Given instruction.
Find the string "that" in the records. Copy every line it appears in.

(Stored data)
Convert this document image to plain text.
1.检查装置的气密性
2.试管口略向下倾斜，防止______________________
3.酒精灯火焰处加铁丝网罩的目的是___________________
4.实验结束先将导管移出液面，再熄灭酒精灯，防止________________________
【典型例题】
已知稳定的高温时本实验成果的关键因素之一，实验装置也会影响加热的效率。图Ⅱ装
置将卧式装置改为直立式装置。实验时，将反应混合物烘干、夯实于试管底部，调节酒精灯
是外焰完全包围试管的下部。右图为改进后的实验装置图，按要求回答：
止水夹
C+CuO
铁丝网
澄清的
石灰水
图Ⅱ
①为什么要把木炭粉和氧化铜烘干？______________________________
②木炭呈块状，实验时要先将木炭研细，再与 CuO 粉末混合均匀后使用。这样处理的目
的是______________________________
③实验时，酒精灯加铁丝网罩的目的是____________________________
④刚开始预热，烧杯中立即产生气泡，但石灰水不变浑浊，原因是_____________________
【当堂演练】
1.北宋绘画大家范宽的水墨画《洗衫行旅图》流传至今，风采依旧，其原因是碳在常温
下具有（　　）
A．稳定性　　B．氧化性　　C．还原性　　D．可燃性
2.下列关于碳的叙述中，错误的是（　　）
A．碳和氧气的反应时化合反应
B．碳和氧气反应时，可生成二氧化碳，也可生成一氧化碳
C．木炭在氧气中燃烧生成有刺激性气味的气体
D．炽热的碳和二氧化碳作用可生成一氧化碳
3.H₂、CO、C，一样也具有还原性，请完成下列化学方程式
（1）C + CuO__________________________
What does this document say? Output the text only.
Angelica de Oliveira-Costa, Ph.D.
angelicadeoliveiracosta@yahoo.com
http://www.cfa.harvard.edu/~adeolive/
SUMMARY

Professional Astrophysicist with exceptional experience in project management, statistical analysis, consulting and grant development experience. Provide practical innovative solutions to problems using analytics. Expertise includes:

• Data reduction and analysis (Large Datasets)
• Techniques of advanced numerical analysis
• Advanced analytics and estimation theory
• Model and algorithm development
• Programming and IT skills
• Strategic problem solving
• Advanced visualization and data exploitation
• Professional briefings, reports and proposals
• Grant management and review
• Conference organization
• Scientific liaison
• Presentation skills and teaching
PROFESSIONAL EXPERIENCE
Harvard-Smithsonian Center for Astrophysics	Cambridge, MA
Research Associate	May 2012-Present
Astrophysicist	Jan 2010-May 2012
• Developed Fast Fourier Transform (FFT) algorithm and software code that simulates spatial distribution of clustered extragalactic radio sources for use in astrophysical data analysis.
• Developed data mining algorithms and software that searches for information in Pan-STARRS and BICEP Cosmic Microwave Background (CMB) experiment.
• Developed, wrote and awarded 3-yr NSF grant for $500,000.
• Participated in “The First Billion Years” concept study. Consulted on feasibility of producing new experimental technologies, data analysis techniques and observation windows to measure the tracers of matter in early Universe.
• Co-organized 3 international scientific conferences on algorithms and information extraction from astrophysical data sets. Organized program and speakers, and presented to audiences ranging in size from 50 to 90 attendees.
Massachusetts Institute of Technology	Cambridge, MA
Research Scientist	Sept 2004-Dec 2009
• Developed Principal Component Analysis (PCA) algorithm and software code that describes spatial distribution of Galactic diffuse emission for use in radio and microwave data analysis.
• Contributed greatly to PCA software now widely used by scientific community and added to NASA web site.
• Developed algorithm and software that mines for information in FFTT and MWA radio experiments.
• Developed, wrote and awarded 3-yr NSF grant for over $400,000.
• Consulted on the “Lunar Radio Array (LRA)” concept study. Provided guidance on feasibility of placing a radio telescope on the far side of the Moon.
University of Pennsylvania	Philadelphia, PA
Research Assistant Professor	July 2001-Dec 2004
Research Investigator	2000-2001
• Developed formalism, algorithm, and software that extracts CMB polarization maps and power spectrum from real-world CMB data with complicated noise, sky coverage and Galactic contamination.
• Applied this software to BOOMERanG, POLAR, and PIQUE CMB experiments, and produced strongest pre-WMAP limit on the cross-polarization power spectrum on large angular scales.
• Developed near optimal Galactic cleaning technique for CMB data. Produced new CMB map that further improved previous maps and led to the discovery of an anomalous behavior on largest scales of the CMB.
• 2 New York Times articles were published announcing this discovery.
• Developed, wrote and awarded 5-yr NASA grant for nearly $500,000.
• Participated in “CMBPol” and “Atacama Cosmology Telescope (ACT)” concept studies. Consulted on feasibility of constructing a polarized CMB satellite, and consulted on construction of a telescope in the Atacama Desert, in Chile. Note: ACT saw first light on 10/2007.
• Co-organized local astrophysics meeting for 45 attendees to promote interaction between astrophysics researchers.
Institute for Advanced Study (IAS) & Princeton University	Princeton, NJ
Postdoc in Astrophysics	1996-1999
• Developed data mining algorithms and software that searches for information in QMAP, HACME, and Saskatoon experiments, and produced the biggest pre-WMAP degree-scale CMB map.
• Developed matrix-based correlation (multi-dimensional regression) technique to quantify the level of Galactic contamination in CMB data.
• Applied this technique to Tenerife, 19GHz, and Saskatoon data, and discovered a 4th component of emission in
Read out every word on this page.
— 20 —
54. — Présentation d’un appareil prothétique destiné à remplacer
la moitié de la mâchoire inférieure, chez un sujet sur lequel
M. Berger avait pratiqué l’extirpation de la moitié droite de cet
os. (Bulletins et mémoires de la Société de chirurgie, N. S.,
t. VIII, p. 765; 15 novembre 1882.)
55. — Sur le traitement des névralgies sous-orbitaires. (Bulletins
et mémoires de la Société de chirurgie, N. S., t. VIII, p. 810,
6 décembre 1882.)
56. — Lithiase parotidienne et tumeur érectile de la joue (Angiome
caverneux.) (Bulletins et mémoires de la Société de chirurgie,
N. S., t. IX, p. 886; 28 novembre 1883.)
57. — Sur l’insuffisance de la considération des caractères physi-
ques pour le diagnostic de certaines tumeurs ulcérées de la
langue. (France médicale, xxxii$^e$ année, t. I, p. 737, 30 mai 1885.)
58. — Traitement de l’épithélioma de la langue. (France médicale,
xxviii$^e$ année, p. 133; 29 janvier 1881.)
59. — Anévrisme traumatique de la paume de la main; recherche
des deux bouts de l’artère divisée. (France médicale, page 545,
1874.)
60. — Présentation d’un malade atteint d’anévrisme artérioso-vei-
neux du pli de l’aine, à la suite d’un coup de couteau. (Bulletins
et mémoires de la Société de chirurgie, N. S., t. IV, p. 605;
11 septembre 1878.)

Exercise response.
• Developed Fast Fourier Transform (FFT) algorithm and software code that simulates spatial distribution of clustered extragalactic radio sources for use in astrophysical data analysis.
• Developed data mining algorithms and software that searches for information in Pan-STARRS and BICEP Cosmic Microwave Background (CMB) experiment.
• Developed Principal Component Analysis (PCA) algorithm and software code that describes spatial distribution of Galactic diffuse emission for use in radio and microwave data analysis.
• Developed algorithm and software that mines for information in FFTT and MWA radio experiments.
• Developed formalism, algorithm, and software that extracts CMB polarization maps and power spectrum from real-world CMB data with complicated noise, sky coverage and Galactic contamination.
• Developed near optimal Galactic cleaning technique for CMB data. Produced new CMB map that further improved previous maps and led to the discovery of an anomalous behavior on largest scales of the CMB.
• Developed data mining algorithms and software that searches for information in QMAP, HACME, and Saskatoon experiments, and produced the biggest pre-WMAP degree-scale CMB map.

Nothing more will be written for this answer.